> What is required: Examine the entries and show every line in which the word "title" is found.

Records excerpted from a collection:
# # # # # # #
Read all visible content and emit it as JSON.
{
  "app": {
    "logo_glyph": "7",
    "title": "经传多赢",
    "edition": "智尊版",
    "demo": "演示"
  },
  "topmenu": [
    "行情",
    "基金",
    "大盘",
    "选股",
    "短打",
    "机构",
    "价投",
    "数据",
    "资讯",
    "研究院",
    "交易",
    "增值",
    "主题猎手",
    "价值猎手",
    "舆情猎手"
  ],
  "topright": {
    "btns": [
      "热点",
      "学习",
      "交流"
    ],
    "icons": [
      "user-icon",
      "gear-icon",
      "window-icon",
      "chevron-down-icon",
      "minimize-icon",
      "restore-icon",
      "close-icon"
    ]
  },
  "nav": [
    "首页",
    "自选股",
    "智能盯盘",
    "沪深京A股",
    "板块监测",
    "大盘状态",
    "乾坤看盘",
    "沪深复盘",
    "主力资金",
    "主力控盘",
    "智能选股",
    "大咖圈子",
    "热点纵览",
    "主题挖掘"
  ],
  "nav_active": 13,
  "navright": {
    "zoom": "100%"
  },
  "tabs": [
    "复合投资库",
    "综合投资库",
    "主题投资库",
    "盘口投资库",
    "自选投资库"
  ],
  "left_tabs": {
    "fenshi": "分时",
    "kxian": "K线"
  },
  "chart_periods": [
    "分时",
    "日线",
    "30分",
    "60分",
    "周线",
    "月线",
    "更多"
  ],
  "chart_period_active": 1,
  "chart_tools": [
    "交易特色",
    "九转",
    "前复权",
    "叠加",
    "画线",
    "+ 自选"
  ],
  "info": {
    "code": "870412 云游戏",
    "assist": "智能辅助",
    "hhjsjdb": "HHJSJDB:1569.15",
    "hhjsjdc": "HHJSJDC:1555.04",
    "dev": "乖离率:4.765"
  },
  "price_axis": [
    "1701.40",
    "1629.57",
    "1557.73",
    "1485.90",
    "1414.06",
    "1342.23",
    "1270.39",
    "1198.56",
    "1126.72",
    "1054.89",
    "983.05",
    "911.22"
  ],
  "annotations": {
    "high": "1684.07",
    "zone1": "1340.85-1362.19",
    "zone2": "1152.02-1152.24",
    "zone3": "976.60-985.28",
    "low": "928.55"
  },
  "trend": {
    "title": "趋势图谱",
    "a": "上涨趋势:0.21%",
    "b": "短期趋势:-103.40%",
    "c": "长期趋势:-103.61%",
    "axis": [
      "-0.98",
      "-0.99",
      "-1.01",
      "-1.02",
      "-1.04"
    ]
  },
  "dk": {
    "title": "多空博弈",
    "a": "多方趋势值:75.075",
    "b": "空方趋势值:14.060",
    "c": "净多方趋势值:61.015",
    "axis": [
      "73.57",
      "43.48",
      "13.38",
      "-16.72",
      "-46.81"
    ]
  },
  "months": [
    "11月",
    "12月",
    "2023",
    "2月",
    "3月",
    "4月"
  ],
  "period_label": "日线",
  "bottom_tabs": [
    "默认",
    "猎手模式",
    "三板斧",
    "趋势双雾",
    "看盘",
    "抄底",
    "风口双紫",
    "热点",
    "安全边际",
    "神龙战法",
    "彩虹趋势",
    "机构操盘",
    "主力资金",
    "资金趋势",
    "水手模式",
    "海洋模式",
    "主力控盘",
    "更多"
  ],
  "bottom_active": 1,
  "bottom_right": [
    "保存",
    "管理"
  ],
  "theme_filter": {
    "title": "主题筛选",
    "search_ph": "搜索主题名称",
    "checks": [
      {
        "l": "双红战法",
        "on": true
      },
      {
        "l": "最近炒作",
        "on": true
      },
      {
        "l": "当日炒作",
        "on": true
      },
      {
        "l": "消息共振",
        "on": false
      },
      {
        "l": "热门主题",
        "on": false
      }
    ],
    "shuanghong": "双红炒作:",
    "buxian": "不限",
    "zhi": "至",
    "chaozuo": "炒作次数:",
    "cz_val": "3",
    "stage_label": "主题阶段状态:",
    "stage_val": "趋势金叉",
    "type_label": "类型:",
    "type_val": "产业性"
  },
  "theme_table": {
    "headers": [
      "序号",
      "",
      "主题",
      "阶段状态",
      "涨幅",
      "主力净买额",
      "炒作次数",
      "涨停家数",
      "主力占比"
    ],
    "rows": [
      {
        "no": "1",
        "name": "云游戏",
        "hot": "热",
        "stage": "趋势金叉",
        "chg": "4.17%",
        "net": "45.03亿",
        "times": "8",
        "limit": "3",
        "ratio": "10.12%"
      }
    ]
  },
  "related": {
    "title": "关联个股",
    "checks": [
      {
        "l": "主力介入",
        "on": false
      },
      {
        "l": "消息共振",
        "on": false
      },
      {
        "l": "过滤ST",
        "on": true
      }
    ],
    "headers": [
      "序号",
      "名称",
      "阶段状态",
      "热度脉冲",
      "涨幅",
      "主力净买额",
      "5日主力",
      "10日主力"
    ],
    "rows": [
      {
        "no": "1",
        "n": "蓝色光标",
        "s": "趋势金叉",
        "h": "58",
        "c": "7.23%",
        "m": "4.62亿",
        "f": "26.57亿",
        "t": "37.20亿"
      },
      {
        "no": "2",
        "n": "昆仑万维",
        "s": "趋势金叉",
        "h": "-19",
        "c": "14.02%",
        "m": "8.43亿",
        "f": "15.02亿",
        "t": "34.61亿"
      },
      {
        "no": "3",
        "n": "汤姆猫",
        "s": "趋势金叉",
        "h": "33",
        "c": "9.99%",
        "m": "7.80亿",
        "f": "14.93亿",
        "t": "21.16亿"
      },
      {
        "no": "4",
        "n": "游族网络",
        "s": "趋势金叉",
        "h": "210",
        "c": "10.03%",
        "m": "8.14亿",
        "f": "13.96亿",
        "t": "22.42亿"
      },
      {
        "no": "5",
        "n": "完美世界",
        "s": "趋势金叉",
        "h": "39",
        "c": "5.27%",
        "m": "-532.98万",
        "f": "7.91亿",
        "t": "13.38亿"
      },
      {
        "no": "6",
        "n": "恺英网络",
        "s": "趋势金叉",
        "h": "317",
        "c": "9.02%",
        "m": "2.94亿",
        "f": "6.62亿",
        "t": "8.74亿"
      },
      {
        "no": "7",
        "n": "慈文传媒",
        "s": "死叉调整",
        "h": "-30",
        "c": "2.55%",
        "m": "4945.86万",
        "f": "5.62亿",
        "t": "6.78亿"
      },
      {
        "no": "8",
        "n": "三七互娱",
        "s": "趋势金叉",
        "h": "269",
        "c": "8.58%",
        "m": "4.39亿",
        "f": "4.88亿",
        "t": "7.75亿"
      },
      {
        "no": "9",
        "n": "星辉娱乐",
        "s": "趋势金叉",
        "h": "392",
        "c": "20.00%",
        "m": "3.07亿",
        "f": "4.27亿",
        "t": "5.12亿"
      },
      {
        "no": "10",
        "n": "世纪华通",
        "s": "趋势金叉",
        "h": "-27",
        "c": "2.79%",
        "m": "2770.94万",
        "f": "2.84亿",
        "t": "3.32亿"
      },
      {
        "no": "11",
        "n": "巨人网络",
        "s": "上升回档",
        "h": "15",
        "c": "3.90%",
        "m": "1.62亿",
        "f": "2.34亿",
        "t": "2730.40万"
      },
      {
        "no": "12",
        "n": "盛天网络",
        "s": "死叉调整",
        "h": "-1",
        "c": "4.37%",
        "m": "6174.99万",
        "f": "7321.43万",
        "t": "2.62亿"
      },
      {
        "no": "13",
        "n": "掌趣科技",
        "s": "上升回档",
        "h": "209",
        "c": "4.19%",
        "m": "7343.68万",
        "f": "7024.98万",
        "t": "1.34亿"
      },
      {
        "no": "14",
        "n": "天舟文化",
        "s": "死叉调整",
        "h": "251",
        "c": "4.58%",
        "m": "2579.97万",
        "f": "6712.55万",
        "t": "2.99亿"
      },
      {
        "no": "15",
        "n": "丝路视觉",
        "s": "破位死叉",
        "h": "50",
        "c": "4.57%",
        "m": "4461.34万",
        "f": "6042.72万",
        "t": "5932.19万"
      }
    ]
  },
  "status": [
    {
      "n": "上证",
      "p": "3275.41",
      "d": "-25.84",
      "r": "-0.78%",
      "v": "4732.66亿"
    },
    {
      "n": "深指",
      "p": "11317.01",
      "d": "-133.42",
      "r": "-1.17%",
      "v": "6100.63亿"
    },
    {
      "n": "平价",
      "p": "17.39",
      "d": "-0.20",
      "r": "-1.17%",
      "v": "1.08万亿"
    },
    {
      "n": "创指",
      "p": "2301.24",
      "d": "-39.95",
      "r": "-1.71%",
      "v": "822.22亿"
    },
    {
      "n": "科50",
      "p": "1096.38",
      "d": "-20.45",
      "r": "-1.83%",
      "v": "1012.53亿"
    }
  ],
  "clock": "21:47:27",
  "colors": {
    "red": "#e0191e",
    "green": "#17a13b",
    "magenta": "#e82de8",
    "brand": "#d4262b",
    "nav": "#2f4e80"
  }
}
# # # # # # #
> Exercise output:
    "title": "经传多赢",
    "title": "趋势图谱",
    "title": "多空博弈",
    "title": "主题筛选",
    "title": "关联个股",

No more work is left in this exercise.